§ What you should do
Among the lines below, count those with "contact". Give only the number.

Some records:

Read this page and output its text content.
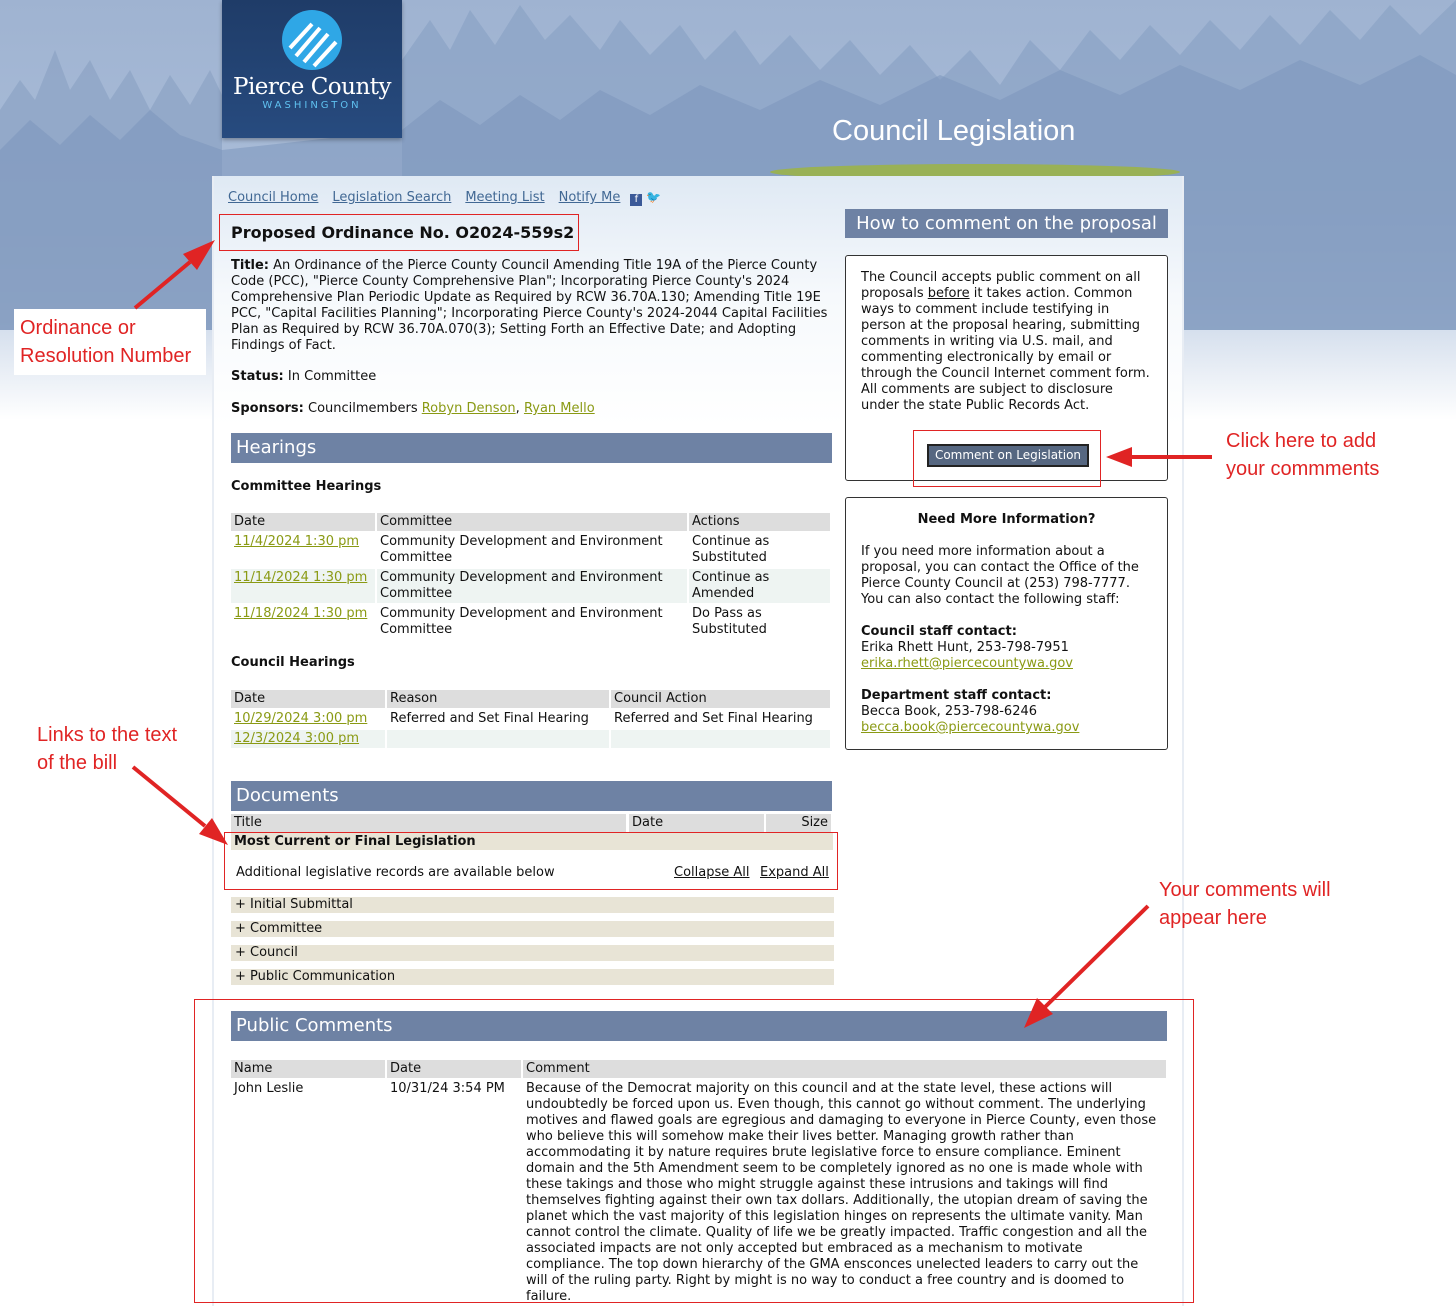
Pierce County
WASHINGTON
Council Legislation
Council Home Legislation Search Meeting List Notify Me f 🐦
Proposed Ordinance No. O2024-559s2
Title: An Ordinance of the Pierce County Council Amending Title 19A of the Pierce County Code (PCC), "Pierce County Comprehensive Plan"; Incorporating Pierce County's 2024 Comprehensive Plan Periodic Update as Required by RCW 36.70A.130; Amending Title 19E PCC, "Capital Facilities Planning"; Incorporating Pierce County's 2024-2044 Capital Facilities Plan as Required by RCW 36.70A.070(3); Setting Forth an Effective Date; and Adopting Findings of Fact.
Status: In Committee
Sponsors: Councilmembers Robyn Denson, Ryan Mello
Hearings
Committee Hearings
Date	Committee	Actions
11/4/2024 1:30 pm	Community Development and Environment Committee	Continue as Substituted
11/14/2024 1:30 pm	Community Development and Environment Committee	Continue as Amended
11/18/2024 1:30 pm	Community Development and Environment Committee	Do Pass as Substituted
Council Hearings
Date	Reason	Council Action
10/29/2024 3:00 pm	Referred and Set Final Hearing	Referred and Set Final Hearing
12/3/2024 3:00 pm		
Documents
Title	Date	Size
Most Current or Final Legislation
Additional legislative records are available below	Collapse All Expand All
+ Initial Submittal
+ Committee
+ Council
+ Public Communication
How to comment on the proposal
The Council accepts public comment on all proposals before it takes action. Common ways to comment include testifying in person at the proposal hearing, submitting comments in writing via U.S. mail, and commenting electronically by email or through the Council Internet comment form. All comments are subject to disclosure under the state Public Records Act.
Comment on Legislation
Need More Information?
If you need more information about a proposal, you can contact the Office of the Pierce County Council at (253) 798-7777. You can also contact the following staff:
Council staff contact:
Erika Rhett Hunt, 253-798-7951
erika.rhett@piercecountywa.gov
Department staff contact:
Becca Book, 253-798-6246
becca.book@piercecountywa.gov
Public Comments
Name	Date	Comment
John Leslie	10/31/24 3:54 PM	Because of the Democrat majority on this council and at the state level, these actions will undoubtedly be forced upon us. Even though, this cannot go without comment. The underlying motives and flawed goals are egregious and damaging to everyone in Pierce County, even those who believe this will somehow make their lives better. Managing growth rather than accommodating it by nature requires brute legislative force to ensure compliance. Eminent domain and the 5th Amendment seem to be completely ignored as no one is made whole with these takings and those who might struggle against these intrusions and takings will find themselves fighting against their own tax dollars. Additionally, the utopian dream of saving the planet which the vast majority of this legislation hinges on represents the ultimate vanity. Man cannot control the climate. Quality of life we be greatly impacted. Traffic congestion and all the associated impacts are not only accepted but embraced as a mechanism to motivate compliance. The top down hierarchy of the GMA ensconces unelected leaders to carry out the will of the ruling party. Right by might is no way to conduct a free country and is doomed to failure.
Ordinance or
Resolution Number
Click here to add
your commments
Links to the text
of the bill
Your comments will
appear here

§ Output of the exercise
3